┏━━

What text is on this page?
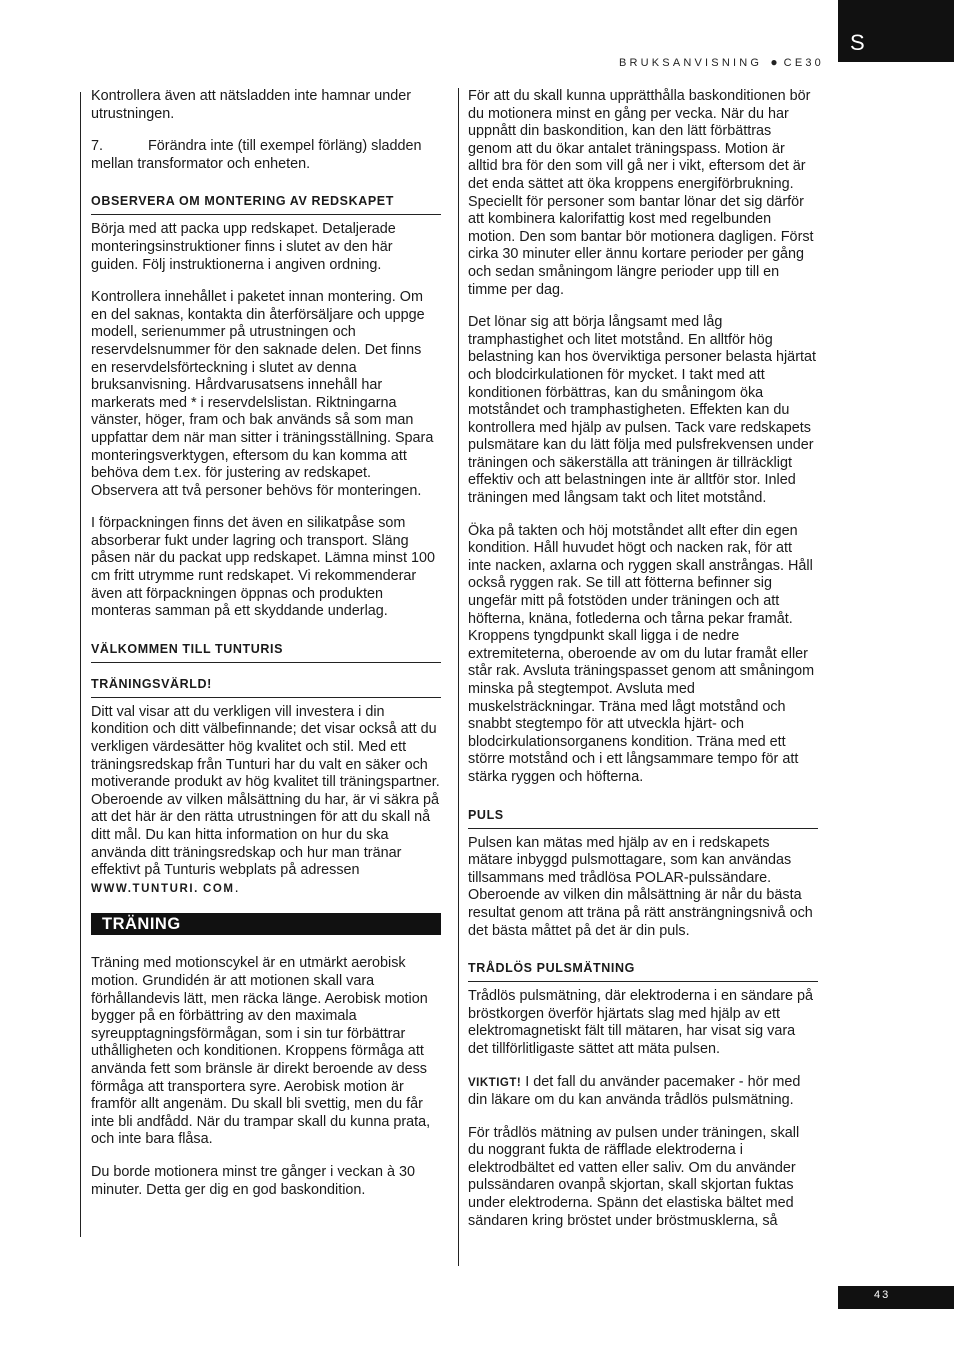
S
BRUKSANVISNING ● CE30

Kontrollera även att nätsladden inte hamnar under utrustningen.

7.	Förändra inte (till exempel förläng) sladden mellan transformator och enheten.

OBSERVERA OM MONTERING AV REDSKAPET

Börja med att packa upp redskapet. Detaljerade monteringsinstruktioner finns i slutet av den här guiden. Följ instruktionerna i angiven ordning.

Kontrollera innehållet i paketet innan montering. Om en del saknas, kontakta din återförsäljare och uppge modell, serienummer på utrustningen och reservdelsnummer för den saknade delen. Det finns en reservdelsförteckning i slutet av denna bruksanvisning. Hårdvarusatsens innehåll har markerats med * i reservdelslistan. Riktningarna vänster, höger, fram och bak används så som man uppfattar dem när man sitter i träningsställning. Spara monteringsverktygen, eftersom du kan komma att behöva dem t.ex. för justering av redskapet. Observera att två personer behövs för monteringen.

I förpackningen finns det även en silikatpåse som absorberar fukt under lagring och transport. Släng påsen när du packat upp redskapet. Lämna minst 100 cm fritt utrymme runt redskapet. Vi rekommenderar även att förpackningen öppnas och produkten monteras samman på ett skyddande underlag.

VÄLKOMMEN TILL TUNTURIS
TRÄNINGSVÄRLD!

Ditt val visar att du verkligen vill investera i din kondition och ditt välbefinnande; det visar också att du verkligen värdesätter hög kvalitet och stil. Med ett träningsredskap från Tunturi har du valt en säker och motiverande produkt av hög kvalitet till träningspartner. Oberoende av vilken målsättning du har, är vi säkra på att det här är den rätta utrustningen för att du skall nå ditt mål. Du kan hitta information on hur du ska använda ditt träningsredskap och hur man tränar effektivt på Tunturis webplats på adressen WWW.TUNTURI. COM.

TRÄNING

Träning med motionscykel är en utmärkt aerobisk motion. Grundidén är att motionen skall vara förhållandevis lätt, men räcka länge. Aerobisk motion bygger på en förbättring av den maximala syreupptagningsförmågan, som i sin tur förbättrar uthålligheten och konditionen. Kroppens förmåga att använda fett som bränsle är direkt beroende av dess förmåga att transportera syre. Aerobisk motion är framför allt angenäm. Du skall bli svettig, men du får inte bli andfådd. När du trampar skall du kunna prata, och inte bara flåsa.

Du borde motionera minst tre gånger i veckan à 30 minuter. Detta ger dig en god baskondition.

För att du skall kunna upprätthålla baskonditionen bör du motionera minst en gång per vecka. När du har uppnått din baskondition, kan den lätt förbättras genom att du ökar antalet träningspass. Motion är alltid bra för den som vill gå ner i vikt, eftersom det är det enda sättet att öka kroppens energiförbrukning. Speciellt för personer som bantar lönar det sig därför att kombinera kalorifattig kost med regelbunden motion. Den som bantar bör motionera dagligen. Först cirka 30 minuter eller ännu kortare perioder per gång och sedan småningom längre perioder upp till en timme per dag.

Det lönar sig att börja långsamt med låg tramphastighet och litet motstånd. En alltför hög belastning kan hos överviktiga personer belasta hjärtat och blodcirkulationen för mycket. I takt med att konditionen förbättras, kan du småningom öka motståndet och tramphastigheten. Effekten kan du kontrollera med hjälp av pulsen. Tack vare redskapets pulsmätare kan du lätt följa med pulsfrekvensen under träningen och säkerställa att träningen är tillräckligt effektiv och att belastningen inte är alltför stor. Inled träningen med långsam takt och litet motstånd.

Öka på takten och höj motståndet allt efter din egen kondition. Håll huvudet högt och nacken rak, för att inte nacken, axlarna och ryggen skall anstrångas. Håll också ryggen rak. Se till att fötterna befinner sig ungefär mitt på fotstöden under träningen och att höfterna, knäna, fotlederna och tårna pekar framåt. Kroppens tyngdpunkt skall ligga i de nedre extremiteterna, oberoende av om du lutar framåt eller står rak. Avsluta träningspasset genom att småningom minska på stegtempot. Avsluta med muskelsträckningar. Träna med lågt motstånd och snabbt stegtempo för att utveckla hjärt- och blodcirkulationsorganens kondition. Träna med ett större motstånd och i ett långsammare tempo för att stärka ryggen och höfterna.

PULS

Pulsen kan mätas med hjälp av en i redskapets mätare inbyggd pulsmottagare, som kan användas tillsammans med trådlösa POLAR-pulssändare. Oberoende av vilken din målsättning är når du bästa resultat genom att träna på rätt ansträngningsnivå och det bästa måttet på det är din puls.

TRÅDLÖS PULSMÄTNING

Trådlös pulsmätning, där elektroderna i en sändare på bröstkorgen överför hjärtats slag med hjälp av ett elektromagnetiskt fält till mätaren, har visat sig vara det tillförlitligaste sättet att mäta pulsen.

VIKTIGT! I det fall du använder pacemaker - hör med din läkare om du kan använda trådlös pulsmätning.

För trådlös mätning av pulsen under träningen, skall du noggrant fukta de räfflade elektroderna i elektrodbältet ed vatten eller saliv. Om du använder pulssändaren ovanpå skjortan, skall skjortan fuktas under elektroderna. Spänn det elastiska bältet med sändaren kring bröstet under bröstmusklerna, så

43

┗━━

**TASK OBJECTIVE:** Your task is to repeat the entries above exactly, omitting the pictures.

**TASK ANSWER:**
What text is on this page?
S
BRUKSANVISNING ● CE30

Kontrollera även att nätsladden inte hamnar under utrustningen.

7.	Förändra inte (till exempel förläng) sladden mellan transformator och enheten.

OBSERVERA OM MONTERING AV REDSKAPET

Börja med att packa upp redskapet. Detaljerade monteringsinstruktioner finns i slutet av den här guiden. Följ instruktionerna i angiven ordning.

Kontrollera innehållet i paketet innan montering. Om en del saknas, kontakta din återförsäljare och uppge modell, serienummer på utrustningen och reservdelsnummer för den saknade delen. Det finns en reservdelsförteckning i slutet av denna bruksanvisning. Hårdvarusatsens innehåll har markerats med * i reservdelslistan. Riktningarna vänster, höger, fram och bak används så som man uppfattar dem när man sitter i träningsställning. Spara monteringsverktygen, eftersom du kan komma att behöva dem t.ex. för justering av redskapet. Observera att två personer behövs för monteringen.

I förpackningen finns det även en silikatpåse som absorberar fukt under lagring och transport. Släng påsen när du packat upp redskapet. Lämna minst 100 cm fritt utrymme runt redskapet. Vi rekommenderar även att förpackningen öppnas och produkten monteras samman på ett skyddande underlag.

VÄLKOMMEN TILL TUNTURIS
TRÄNINGSVÄRLD!

Ditt val visar att du verkligen vill investera i din kondition och ditt välbefinnande; det visar också att du verkligen värdesätter hög kvalitet och stil. Med ett träningsredskap från Tunturi har du valt en säker och motiverande produkt av hög kvalitet till träningspartner. Oberoende av vilken målsättning du har, är vi säkra på att det här är den rätta utrustningen för att du skall nå ditt mål. Du kan hitta information on hur du ska använda ditt träningsredskap och hur man tränar effektivt på Tunturis webplats på adressen WWW.TUNTURI. COM.

TRÄNING

Träning med motionscykel är en utmärkt aerobisk motion. Grundidén är att motionen skall vara förhållandevis lätt, men räcka länge. Aerobisk motion bygger på en förbättring av den maximala syreupptagningsförmågan, som i sin tur förbättrar uthålligheten och konditionen. Kroppens förmåga att använda fett som bränsle är direkt beroende av dess förmåga att transportera syre. Aerobisk motion är framför allt angenäm. Du skall bli svettig, men du får inte bli andfådd. När du trampar skall du kunna prata, och inte bara flåsa.

Du borde motionera minst tre gånger i veckan à 30 minuter. Detta ger dig en god baskondition.

För att du skall kunna upprätthålla baskonditionen bör du motionera minst en gång per vecka. När du har uppnått din baskondition, kan den lätt förbättras genom att du ökar antalet träningspass. Motion är alltid bra för den som vill gå ner i vikt, eftersom det är det enda sättet att öka kroppens energiförbrukning. Speciellt för personer som bantar lönar det sig därför att kombinera kalorifattig kost med regelbunden motion. Den som bantar bör motionera dagligen. Först cirka 30 minuter eller ännu kortare perioder per gång och sedan småningom längre perioder upp till en timme per dag.

Det lönar sig att börja långsamt med låg tramphastighet och litet motstånd. En alltför hög belastning kan hos överviktiga personer belasta hjärtat och blodcirkulationen för mycket. I takt med att konditionen förbättras, kan du småningom öka motståndet och tramphastigheten. Effekten kan du kontrollera med hjälp av pulsen. Tack vare redskapets pulsmätare kan du lätt följa med pulsfrekvensen under träningen och säkerställa att träningen är tillräckligt effektiv och att belastningen inte är alltför stor. Inled träningen med långsam takt och litet motstånd.

Öka på takten och höj motståndet allt efter din egen kondition. Håll huvudet högt och nacken rak, för att inte nacken, axlarna och ryggen skall anstrångas. Håll också ryggen rak. Se till att fötterna befinner sig ungefär mitt på fotstöden under träningen och att höfterna, knäna, fotlederna och tårna pekar framåt. Kroppens tyngdpunkt skall ligga i de nedre extremiteterna, oberoende av om du lutar framåt eller står rak. Avsluta träningspasset genom att småningom minska på stegtempot. Avsluta med muskelsträckningar. Träna med lågt motstånd och snabbt stegtempo för att utveckla hjärt- och blodcirkulationsorganens kondition. Träna med ett större motstånd och i ett långsammare tempo för att stärka ryggen och höfterna.

PULS

Pulsen kan mätas med hjälp av en i redskapets mätare inbyggd pulsmottagare, som kan användas tillsammans med trådlösa POLAR-pulssändare. Oberoende av vilken din målsättning är når du bästa resultat genom att träna på rätt ansträngningsnivå och det bästa måttet på det är din puls.

TRÅDLÖS PULSMÄTNING

Trådlös pulsmätning, där elektroderna i en sändare på bröstkorgen överför hjärtats slag med hjälp av ett elektromagnetiskt fält till mätaren, har visat sig vara det tillförlitligaste sättet att mäta pulsen.

VIKTIGT! I det fall du använder pacemaker - hör med din läkare om du kan använda trådlös pulsmätning.

För trådlös mätning av pulsen under träningen, skall du noggrant fukta de räfflade elektroderna i elektrodbältet ed vatten eller saliv. Om du använder pulssändaren ovanpå skjortan, skall skjortan fuktas under elektroderna. Spänn det elastiska bältet med sändaren kring bröstet under bröstmusklerna, så

43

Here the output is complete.